The records below hold pictures; please leave those out and retype the rest exactly.

━━ Data shown

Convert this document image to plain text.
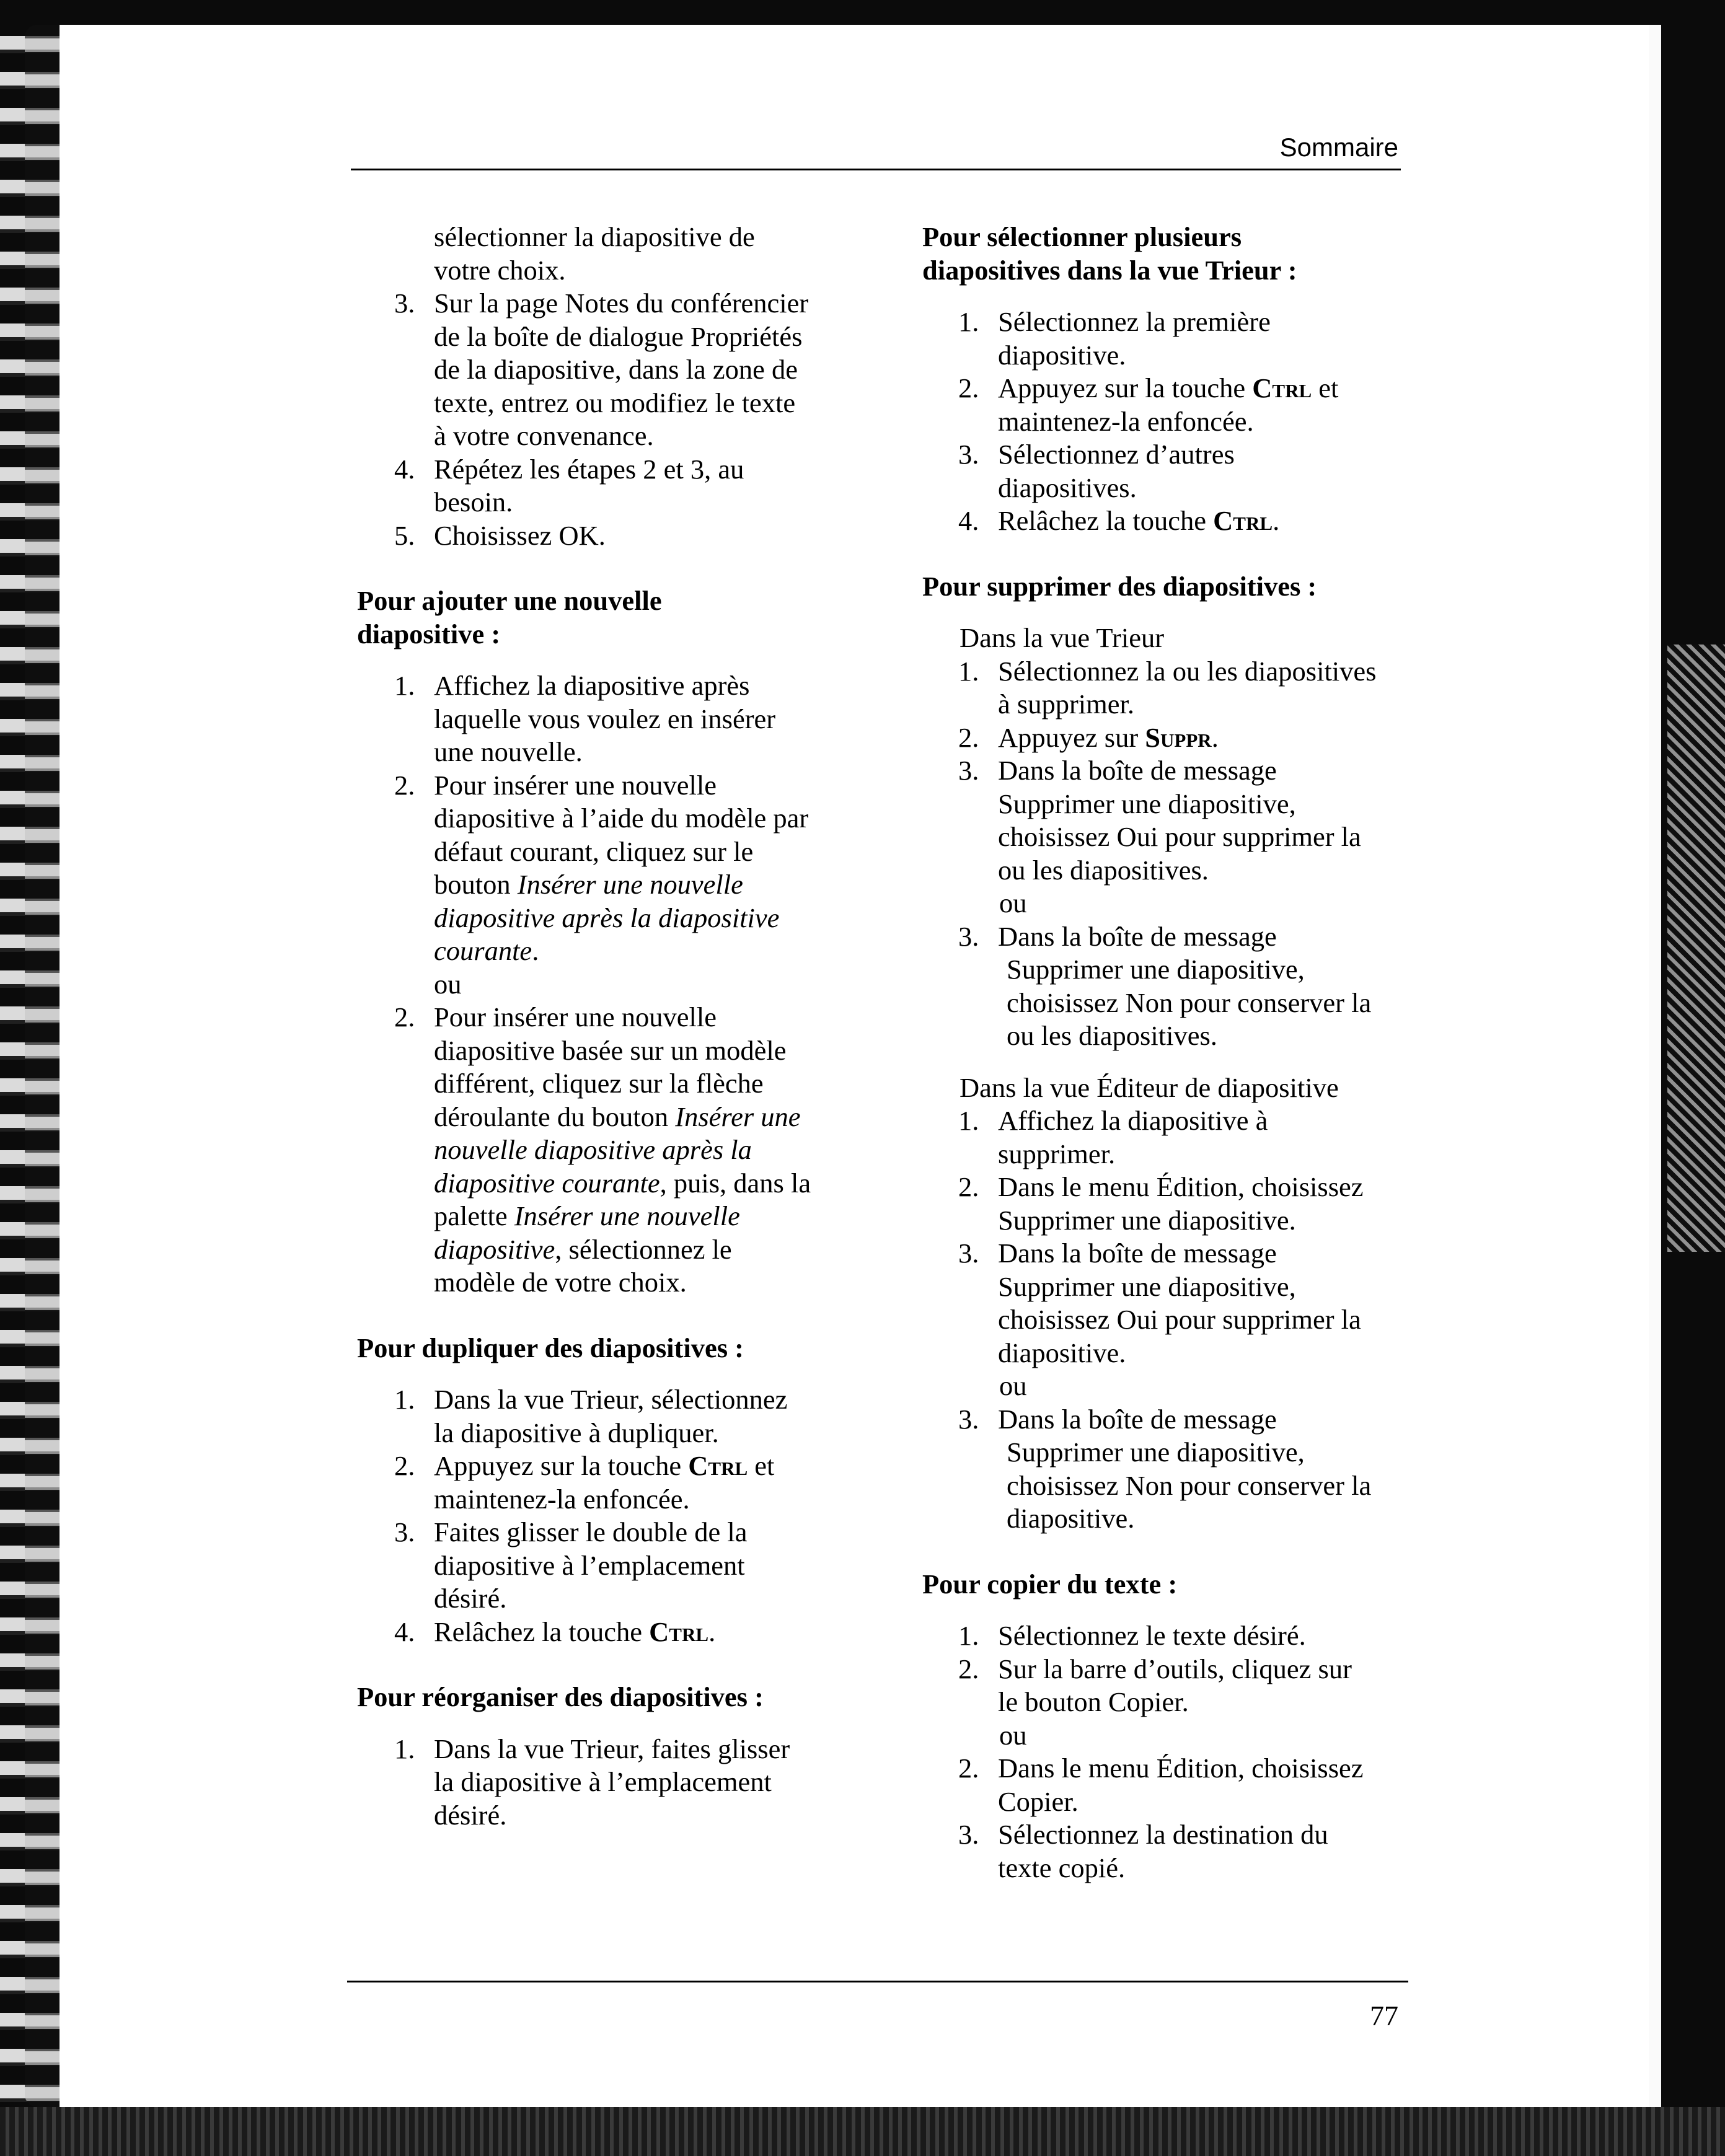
Sommaire
sélectionner la diapositive de
votre choix.
3. Sur la page Notes du conférencier
de la boîte de dialogue Propriétés
de la diapositive, dans la zone de
texte, entrez ou modifiez le texte
à votre convenance.
4. Répétez les étapes 2 et 3, au
besoin.
5. Choisissez OK.
Pour ajouter une nouvelle
diapositive :
1. Affichez la diapositive après
laquelle vous voulez en insérer
une nouvelle.
2. Pour insérer une nouvelle
diapositive à l’aide du modèle par
défaut courant, cliquez sur le
bouton Insérer une nouvelle
diapositive après la diapositive
courante.
ou
2. Pour insérer une nouvelle
diapositive basée sur un modèle
différent, cliquez sur la flèche
déroulante du bouton Insérer une
nouvelle diapositive après la
diapositive courante, puis, dans la
palette Insérer une nouvelle
diapositive, sélectionnez le
modèle de votre choix.
Pour dupliquer des diapositives :
1. Dans la vue Trieur, sélectionnez
la diapositive à dupliquer.
2. Appuyez sur la touche Ctrl et
maintenez-la enfoncée.
3. Faites glisser le double de la
diapositive à l’emplacement
désiré.
4. Relâchez la touche Ctrl.
Pour réorganiser des diapositives :
1. Dans la vue Trieur, faites glisser
la diapositive à l’emplacement
désiré.
Pour sélectionner plusieurs
diapositives dans la vue Trieur :
1. Sélectionnez la première
diapositive.
2. Appuyez sur la touche Ctrl et
maintenez-la enfoncée.
3. Sélectionnez d’autres
diapositives.
4. Relâchez la touche Ctrl.
Pour supprimer des diapositives :
Dans la vue Trieur
1. Sélectionnez la ou les diapositives
à supprimer.
2. Appuyez sur Suppr.
3. Dans la boîte de message
Supprimer une diapositive,
choisissez Oui pour supprimer la
ou les diapositives.
ou
3. Dans la boîte de message
Supprimer une diapositive,
choisissez Non pour conserver la
ou les diapositives.
Dans la vue Éditeur de diapositive
1. Affichez la diapositive à
supprimer.
2. Dans le menu Édition, choisissez
Supprimer une diapositive.
3. Dans la boîte de message
Supprimer une diapositive,
choisissez Oui pour supprimer la
diapositive.
ou
3. Dans la boîte de message
Supprimer une diapositive,
choisissez Non pour conserver la
diapositive.
Pour copier du texte :
1. Sélectionnez le texte désiré.
2. Sur la barre d’outils, cliquez sur
le bouton Copier.
ou
2. Dans le menu Édition, choisissez
Copier.
3. Sélectionnez la destination du
texte copié.
77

━━━━

## Result of this exercise
Convert this document image to plain text.
Sommaire
sélectionner la diapositive de
votre choix.
3. Sur la page Notes du conférencier
de la boîte de dialogue Propriétés
de la diapositive, dans la zone de
texte, entrez ou modifiez le texte
à votre convenance.
4. Répétez les étapes 2 et 3, au
besoin.
5. Choisissez OK.
Pour ajouter une nouvelle
diapositive :
1. Affichez la diapositive après
laquelle vous voulez en insérer
une nouvelle.
2. Pour insérer une nouvelle
diapositive à l’aide du modèle par
défaut courant, cliquez sur le
bouton Insérer une nouvelle
diapositive après la diapositive
courante.
ou
2. Pour insérer une nouvelle
diapositive basée sur un modèle
différent, cliquez sur la flèche
déroulante du bouton Insérer une
nouvelle diapositive après la
diapositive courante, puis, dans la
palette Insérer une nouvelle
diapositive, sélectionnez le
modèle de votre choix.
Pour dupliquer des diapositives :
1. Dans la vue Trieur, sélectionnez
la diapositive à dupliquer.
2. Appuyez sur la touche Ctrl et
maintenez-la enfoncée.
3. Faites glisser le double de la
diapositive à l’emplacement
désiré.
4. Relâchez la touche Ctrl.
Pour réorganiser des diapositives :
1. Dans la vue Trieur, faites glisser
la diapositive à l’emplacement
désiré.
Pour sélectionner plusieurs
diapositives dans la vue Trieur :
1. Sélectionnez la première
diapositive.
2. Appuyez sur la touche Ctrl et
maintenez-la enfoncée.
3. Sélectionnez d’autres
diapositives.
4. Relâchez la touche Ctrl.
Pour supprimer des diapositives :
Dans la vue Trieur
1. Sélectionnez la ou les diapositives
à supprimer.
2. Appuyez sur Suppr.
3. Dans la boîte de message
Supprimer une diapositive,
choisissez Oui pour supprimer la
ou les diapositives.
ou
3. Dans la boîte de message
Supprimer une diapositive,
choisissez Non pour conserver la
ou les diapositives.
Dans la vue Éditeur de diapositive
1. Affichez la diapositive à
supprimer.
2. Dans le menu Édition, choisissez
Supprimer une diapositive.
3. Dans la boîte de message
Supprimer une diapositive,
choisissez Oui pour supprimer la
diapositive.
ou
3. Dans la boîte de message
Supprimer une diapositive,
choisissez Non pour conserver la
diapositive.
Pour copier du texte :
1. Sélectionnez le texte désiré.
2. Sur la barre d’outils, cliquez sur
le bouton Copier.
ou
2. Dans le menu Édition, choisissez
Copier.
3. Sélectionnez la destination du
texte copié.
77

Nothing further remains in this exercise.